### Exercise requirements
Images must not appear in your copy; reproduce every other part of the records exactly.

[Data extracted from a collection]
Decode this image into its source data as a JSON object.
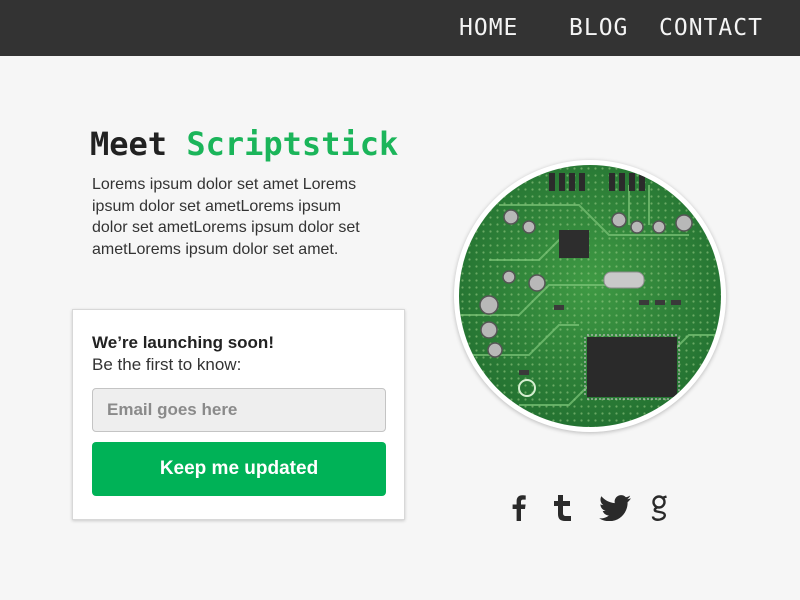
{
  "nav": {
    "items": [
      {
        "label": "Home"
      },
      {
        "label": "Blog"
      },
      {
        "label": "Contact"
      }
    ]
  },
  "hero": {
    "title_prefix": "Meet",
    "title_brand": "Scriptstick",
    "intro": "Lorems ipsum dolor set amet Lorems ipsum dolor set ametLorems ipsum dolor set ametLorems ipsum dolor set ametLorems ipsum dolor set amet."
  },
  "signup": {
    "heading": "We’re launching soon!",
    "subheading": "Be the first to know:",
    "email_placeholder": "Email goes here",
    "email_value": "",
    "button_label": "Keep me updated"
  },
  "social": {
    "icons": [
      "facebook-icon",
      "tumblr-icon",
      "twitter-icon",
      "google-plus-icon"
    ],
    "glyphs": {
      "facebook": "f",
      "tumblr": "t",
      "google": "g"
    }
  },
  "colors": {
    "topbar": "#333333",
    "accent": "#1bb55a",
    "button": "#00b257",
    "page_bg": "#f6f6f6"
  }
}
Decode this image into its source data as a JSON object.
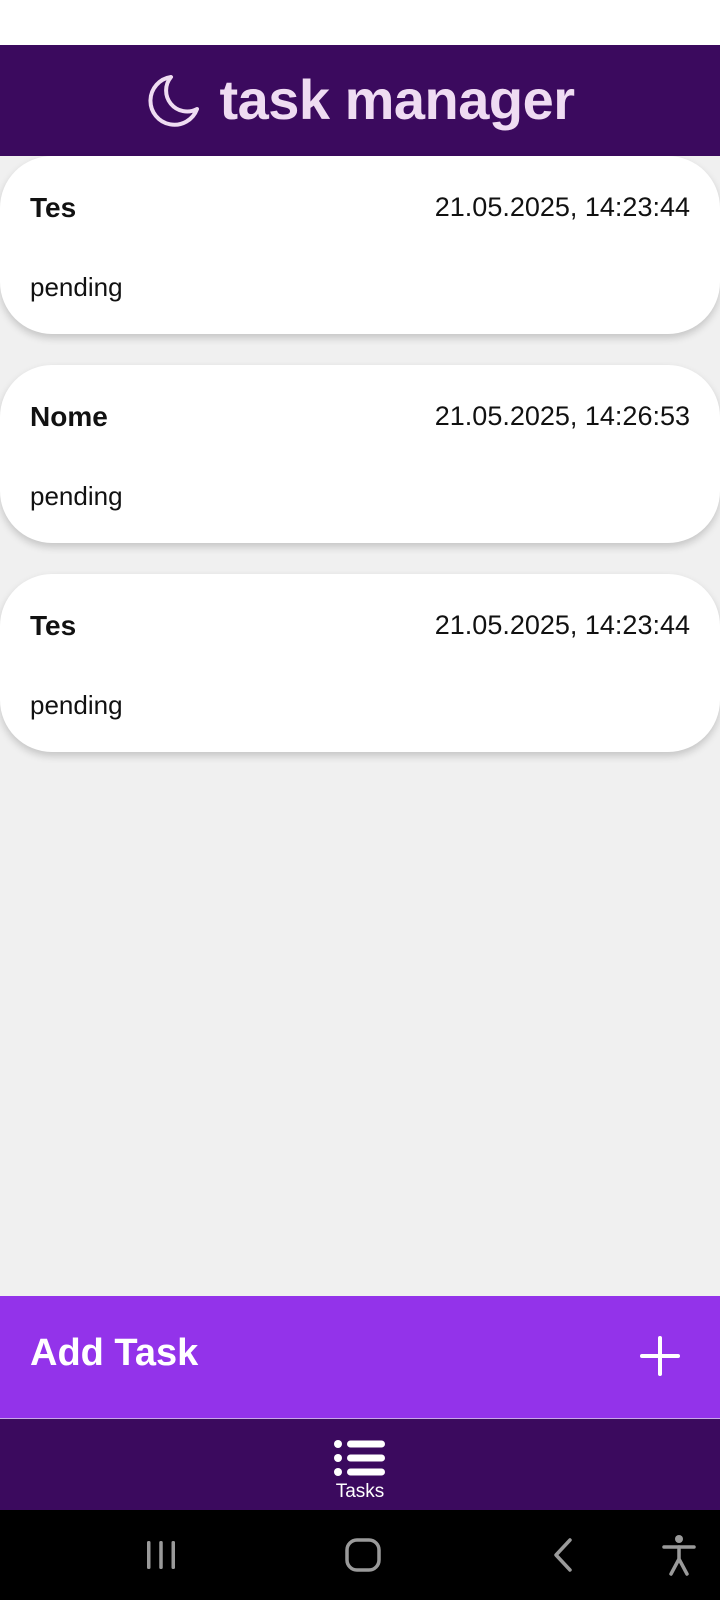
{
  "header": {
    "title": "task manager",
    "icon": "moon-icon",
    "background": "#3b0a5e",
    "title_color": "#efdcf2"
  },
  "tasks": [
    {
      "name": "Tes",
      "date": "21.05.2025, 14:23:44",
      "status": "pending"
    },
    {
      "name": "Nome",
      "date": "21.05.2025, 14:26:53",
      "status": "pending"
    },
    {
      "name": "Tes",
      "date": "21.05.2025, 14:23:44",
      "status": "pending"
    }
  ],
  "add_task": {
    "label": "Add Task",
    "icon": "plus-icon",
    "background": "#9333ea"
  },
  "bottom_nav": {
    "items": [
      {
        "label": "Tasks",
        "icon": "list-icon",
        "active": true
      }
    ]
  },
  "system_nav": {
    "buttons": [
      "recent-apps-icon",
      "home-icon",
      "back-icon",
      "accessibility-icon"
    ]
  }
}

### Completed exercise
Decode this image into its source data as a JSON object.
{
  "nav": {
    "items": [
      {
        "label": "Home"
      },
      {
        "label": "Blog"
      },
      {
        "label": "Contact"
      }
    ]
  },
  "hero": {
    "title_prefix": "Meet",
    "title_brand": "Scriptstick",
    "intro": "Lorems ipsum dolor set amet Lorems ipsum dolor set ametLorems ipsum dolor set ametLorems ipsum dolor set ametLorems ipsum dolor set amet."
  },
  "signup": {
    "heading": "We’re launching soon!",
    "subheading": "Be the first to know:",
    "email_placeholder": "Email goes here",
    "email_value": "",
    "button_label": "Keep me updated"
  },
  "social": {
    "icons": [
      "facebook-icon",
      "tumblr-icon",
      "twitter-icon",
      "google-plus-icon"
    ],
    "glyphs": {
      "facebook": "f",
      "tumblr": "t",
      "google": "g"
    }
  },
  "colors": {
    "topbar": "#333333",
    "accent": "#1bb55a",
    "button": "#00b257",
    "page_bg": "#f6f6f6"
  }
}
Decode this image into its source data as a JSON object.
{
  "header": {
    "title": "task manager",
    "icon": "moon-icon",
    "background": "#3b0a5e",
    "title_color": "#efdcf2"
  },
  "tasks": [
    {
      "name": "Tes",
      "date": "21.05.2025, 14:23:44",
      "status": "pending"
    },
    {
      "name": "Nome",
      "date": "21.05.2025, 14:26:53",
      "status": "pending"
    },
    {
      "name": "Tes",
      "date": "21.05.2025, 14:23:44",
      "status": "pending"
    }
  ],
  "add_task": {
    "label": "Add Task",
    "icon": "plus-icon",
    "background": "#9333ea"
  },
  "bottom_nav": {
    "items": [
      {
        "label": "Tasks",
        "icon": "list-icon",
        "active": true
      }
    ]
  },
  "system_nav": {
    "buttons": [
      "recent-apps-icon",
      "home-icon",
      "back-icon",
      "accessibility-icon"
    ]
  }
}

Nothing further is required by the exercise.